▸ **DO THIS**
The required output is the line that contains "Output a JSON" plus every line after it in the listing below, copied exactly as it appears.

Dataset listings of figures

***

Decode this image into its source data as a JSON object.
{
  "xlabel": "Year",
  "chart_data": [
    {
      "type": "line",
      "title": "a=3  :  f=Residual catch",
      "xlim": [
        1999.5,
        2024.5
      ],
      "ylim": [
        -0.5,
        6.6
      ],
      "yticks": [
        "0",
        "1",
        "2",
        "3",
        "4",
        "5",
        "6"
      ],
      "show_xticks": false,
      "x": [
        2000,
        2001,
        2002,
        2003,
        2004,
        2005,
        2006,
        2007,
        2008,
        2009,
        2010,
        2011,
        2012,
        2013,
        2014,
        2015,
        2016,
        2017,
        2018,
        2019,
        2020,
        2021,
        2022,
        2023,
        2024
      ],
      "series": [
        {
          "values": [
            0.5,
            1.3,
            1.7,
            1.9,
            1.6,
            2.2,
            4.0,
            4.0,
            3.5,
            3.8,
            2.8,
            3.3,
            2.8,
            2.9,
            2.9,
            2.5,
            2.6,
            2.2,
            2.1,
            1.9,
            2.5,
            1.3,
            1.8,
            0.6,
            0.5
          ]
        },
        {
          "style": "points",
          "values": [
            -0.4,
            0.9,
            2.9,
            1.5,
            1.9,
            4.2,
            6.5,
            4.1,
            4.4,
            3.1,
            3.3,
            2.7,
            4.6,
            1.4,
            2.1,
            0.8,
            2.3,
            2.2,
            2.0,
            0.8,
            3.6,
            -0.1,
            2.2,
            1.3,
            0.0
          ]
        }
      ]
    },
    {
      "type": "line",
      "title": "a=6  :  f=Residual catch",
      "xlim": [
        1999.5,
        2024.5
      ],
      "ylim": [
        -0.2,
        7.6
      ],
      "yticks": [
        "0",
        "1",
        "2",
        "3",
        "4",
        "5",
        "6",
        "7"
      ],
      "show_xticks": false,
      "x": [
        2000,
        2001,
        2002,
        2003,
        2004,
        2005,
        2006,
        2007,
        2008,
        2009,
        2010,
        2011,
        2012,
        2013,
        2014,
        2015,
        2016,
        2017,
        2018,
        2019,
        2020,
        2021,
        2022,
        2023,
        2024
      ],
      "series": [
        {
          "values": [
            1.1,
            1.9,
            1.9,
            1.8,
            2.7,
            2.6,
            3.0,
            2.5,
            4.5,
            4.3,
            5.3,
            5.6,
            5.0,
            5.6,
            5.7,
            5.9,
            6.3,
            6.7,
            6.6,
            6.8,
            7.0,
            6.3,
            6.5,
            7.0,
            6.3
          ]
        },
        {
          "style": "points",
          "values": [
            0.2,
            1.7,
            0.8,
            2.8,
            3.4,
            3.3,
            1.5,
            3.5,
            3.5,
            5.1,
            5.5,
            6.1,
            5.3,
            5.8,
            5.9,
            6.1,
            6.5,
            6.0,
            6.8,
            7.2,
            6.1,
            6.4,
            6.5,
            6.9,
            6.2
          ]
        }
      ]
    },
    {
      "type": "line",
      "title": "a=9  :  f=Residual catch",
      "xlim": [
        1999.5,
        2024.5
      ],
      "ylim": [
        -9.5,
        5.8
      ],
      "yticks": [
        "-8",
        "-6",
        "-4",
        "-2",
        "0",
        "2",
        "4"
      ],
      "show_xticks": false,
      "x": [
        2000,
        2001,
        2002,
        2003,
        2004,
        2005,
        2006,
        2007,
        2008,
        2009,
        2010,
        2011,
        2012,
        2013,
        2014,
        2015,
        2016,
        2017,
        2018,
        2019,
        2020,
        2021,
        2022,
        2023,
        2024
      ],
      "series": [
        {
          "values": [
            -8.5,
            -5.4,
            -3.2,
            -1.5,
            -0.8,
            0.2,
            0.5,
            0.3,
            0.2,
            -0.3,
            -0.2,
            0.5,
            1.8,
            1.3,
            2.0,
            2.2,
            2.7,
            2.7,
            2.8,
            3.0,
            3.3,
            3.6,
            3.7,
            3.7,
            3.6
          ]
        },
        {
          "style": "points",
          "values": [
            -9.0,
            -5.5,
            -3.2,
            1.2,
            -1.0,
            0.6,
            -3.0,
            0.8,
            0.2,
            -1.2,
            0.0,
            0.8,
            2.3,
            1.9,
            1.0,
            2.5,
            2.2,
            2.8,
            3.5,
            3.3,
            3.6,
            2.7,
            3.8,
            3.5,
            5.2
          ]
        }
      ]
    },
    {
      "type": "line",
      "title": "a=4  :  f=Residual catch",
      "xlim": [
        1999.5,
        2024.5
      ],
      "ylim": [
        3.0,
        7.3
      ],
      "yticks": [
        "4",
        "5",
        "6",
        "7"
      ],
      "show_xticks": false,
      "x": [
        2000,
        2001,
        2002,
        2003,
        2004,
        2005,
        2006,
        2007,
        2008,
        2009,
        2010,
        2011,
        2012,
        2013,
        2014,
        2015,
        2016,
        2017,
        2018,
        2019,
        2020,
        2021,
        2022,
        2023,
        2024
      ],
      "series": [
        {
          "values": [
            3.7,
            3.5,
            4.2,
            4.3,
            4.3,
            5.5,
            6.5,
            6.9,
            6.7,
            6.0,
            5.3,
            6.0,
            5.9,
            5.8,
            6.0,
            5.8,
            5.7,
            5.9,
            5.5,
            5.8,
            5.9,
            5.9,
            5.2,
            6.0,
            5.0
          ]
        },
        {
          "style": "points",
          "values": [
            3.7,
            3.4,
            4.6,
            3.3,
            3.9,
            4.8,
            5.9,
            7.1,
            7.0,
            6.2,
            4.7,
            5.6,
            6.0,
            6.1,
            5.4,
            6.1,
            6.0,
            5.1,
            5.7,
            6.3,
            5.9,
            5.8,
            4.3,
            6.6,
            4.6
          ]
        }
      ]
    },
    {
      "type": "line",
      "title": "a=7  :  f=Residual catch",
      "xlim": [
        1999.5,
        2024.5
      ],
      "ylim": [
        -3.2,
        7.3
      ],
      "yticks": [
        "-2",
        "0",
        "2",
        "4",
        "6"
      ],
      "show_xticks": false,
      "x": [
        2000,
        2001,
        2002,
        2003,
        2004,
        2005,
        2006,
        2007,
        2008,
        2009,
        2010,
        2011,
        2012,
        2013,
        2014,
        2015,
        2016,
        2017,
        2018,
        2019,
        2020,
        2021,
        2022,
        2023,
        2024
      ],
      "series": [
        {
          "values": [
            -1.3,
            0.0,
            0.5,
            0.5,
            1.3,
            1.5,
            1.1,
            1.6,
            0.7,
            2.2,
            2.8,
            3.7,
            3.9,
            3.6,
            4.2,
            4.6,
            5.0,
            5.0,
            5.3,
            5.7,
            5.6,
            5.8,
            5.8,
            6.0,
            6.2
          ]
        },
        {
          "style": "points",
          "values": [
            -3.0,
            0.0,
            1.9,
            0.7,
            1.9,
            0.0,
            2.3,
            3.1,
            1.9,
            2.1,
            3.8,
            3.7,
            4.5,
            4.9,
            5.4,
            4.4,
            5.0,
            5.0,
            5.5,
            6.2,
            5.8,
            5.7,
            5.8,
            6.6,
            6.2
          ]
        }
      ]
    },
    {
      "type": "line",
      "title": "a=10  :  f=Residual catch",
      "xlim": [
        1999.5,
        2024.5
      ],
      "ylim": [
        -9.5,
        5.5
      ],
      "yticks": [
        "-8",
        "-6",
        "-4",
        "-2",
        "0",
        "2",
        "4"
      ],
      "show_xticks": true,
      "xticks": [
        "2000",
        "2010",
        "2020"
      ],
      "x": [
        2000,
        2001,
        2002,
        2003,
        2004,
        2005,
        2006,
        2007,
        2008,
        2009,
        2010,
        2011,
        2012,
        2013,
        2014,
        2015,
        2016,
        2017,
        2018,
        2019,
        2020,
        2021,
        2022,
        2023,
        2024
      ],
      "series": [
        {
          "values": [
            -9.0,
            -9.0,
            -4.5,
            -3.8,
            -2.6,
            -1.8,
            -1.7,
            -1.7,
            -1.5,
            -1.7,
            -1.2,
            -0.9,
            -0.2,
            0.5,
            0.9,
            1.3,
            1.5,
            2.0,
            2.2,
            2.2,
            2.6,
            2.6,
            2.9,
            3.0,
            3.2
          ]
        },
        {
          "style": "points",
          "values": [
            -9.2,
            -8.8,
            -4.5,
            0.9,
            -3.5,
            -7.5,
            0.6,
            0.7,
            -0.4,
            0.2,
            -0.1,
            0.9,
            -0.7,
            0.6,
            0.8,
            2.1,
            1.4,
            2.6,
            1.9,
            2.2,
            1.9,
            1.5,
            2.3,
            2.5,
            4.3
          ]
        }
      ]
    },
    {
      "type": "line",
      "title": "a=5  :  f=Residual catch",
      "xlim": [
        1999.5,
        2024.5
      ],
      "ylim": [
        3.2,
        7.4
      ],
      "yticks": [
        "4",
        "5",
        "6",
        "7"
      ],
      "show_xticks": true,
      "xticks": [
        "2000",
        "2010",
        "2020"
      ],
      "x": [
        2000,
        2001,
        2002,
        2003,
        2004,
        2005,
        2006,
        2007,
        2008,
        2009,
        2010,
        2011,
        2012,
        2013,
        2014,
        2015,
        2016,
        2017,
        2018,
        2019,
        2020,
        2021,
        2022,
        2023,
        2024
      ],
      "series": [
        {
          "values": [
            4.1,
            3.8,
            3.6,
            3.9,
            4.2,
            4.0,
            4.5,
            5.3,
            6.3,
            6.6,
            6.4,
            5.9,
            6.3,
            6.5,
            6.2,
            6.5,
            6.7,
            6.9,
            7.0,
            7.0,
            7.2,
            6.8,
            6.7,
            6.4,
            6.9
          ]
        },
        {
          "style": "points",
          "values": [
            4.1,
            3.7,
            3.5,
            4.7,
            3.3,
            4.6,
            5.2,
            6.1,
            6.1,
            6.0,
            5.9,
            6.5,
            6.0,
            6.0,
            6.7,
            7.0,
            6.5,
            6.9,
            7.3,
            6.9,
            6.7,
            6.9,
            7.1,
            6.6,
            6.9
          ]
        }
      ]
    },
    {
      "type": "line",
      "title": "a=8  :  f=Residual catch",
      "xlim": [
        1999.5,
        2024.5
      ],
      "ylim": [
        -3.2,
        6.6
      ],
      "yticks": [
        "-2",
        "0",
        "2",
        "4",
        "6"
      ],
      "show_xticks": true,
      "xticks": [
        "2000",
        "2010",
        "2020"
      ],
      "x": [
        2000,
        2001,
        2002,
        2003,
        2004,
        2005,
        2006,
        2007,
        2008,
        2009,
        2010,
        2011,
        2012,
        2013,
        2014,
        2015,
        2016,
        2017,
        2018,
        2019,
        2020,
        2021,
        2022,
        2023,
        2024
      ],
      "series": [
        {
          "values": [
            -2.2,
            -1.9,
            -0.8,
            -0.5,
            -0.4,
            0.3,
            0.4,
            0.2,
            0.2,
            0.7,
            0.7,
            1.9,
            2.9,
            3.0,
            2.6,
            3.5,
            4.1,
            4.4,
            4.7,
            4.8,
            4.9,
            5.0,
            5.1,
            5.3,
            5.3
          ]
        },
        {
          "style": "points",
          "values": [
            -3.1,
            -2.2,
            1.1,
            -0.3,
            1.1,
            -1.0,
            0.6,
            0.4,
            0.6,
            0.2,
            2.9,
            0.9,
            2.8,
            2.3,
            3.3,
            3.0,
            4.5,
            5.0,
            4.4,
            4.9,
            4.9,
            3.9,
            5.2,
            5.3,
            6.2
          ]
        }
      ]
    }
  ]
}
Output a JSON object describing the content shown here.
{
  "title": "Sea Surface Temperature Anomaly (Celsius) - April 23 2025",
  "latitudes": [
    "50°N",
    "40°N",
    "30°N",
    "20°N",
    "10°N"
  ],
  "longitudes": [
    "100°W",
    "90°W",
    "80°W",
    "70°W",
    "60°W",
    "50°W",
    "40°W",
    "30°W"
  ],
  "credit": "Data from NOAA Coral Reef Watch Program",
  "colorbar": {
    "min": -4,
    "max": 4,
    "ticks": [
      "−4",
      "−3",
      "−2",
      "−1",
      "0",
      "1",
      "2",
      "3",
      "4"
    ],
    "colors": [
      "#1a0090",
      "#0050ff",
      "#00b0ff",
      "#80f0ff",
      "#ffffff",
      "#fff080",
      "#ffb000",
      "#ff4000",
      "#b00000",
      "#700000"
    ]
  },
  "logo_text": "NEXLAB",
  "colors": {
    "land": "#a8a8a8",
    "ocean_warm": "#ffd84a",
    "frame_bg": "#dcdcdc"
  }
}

***

▸ **RESULT OF THE EXERCISE**
Output a JSON object describing the content shown here.
{
  "title": "Sea Surface Temperature Anomaly (Celsius) - April 23 2025",
  "latitudes": [
    "50°N",
    "40°N",
    "30°N",
    "20°N",
    "10°N"
  ],
  "longitudes": [
    "100°W",
    "90°W",
    "80°W",
    "70°W",
    "60°W",
    "50°W",
    "40°W",
    "30°W"
  ],
  "credit": "Data from NOAA Coral Reef Watch Program",
  "colorbar": {
    "min": -4,
    "max": 4,
    "ticks": [
      "−4",
      "−3",
      "−2",
      "−1",
      "0",
      "1",
      "2",
      "3",
      "4"
    ],
    "colors": [
      "#1a0090",
      "#0050ff",
      "#00b0ff",
      "#80f0ff",
      "#ffffff",
      "#fff080",
      "#ffb000",
      "#ff4000",
      "#b00000",
      "#700000"
    ]
  },
  "logo_text": "NEXLAB",
  "colors": {
    "land": "#a8a8a8",
    "ocean_warm": "#ffd84a",
    "frame_bg": "#dcdcdc"
  }
}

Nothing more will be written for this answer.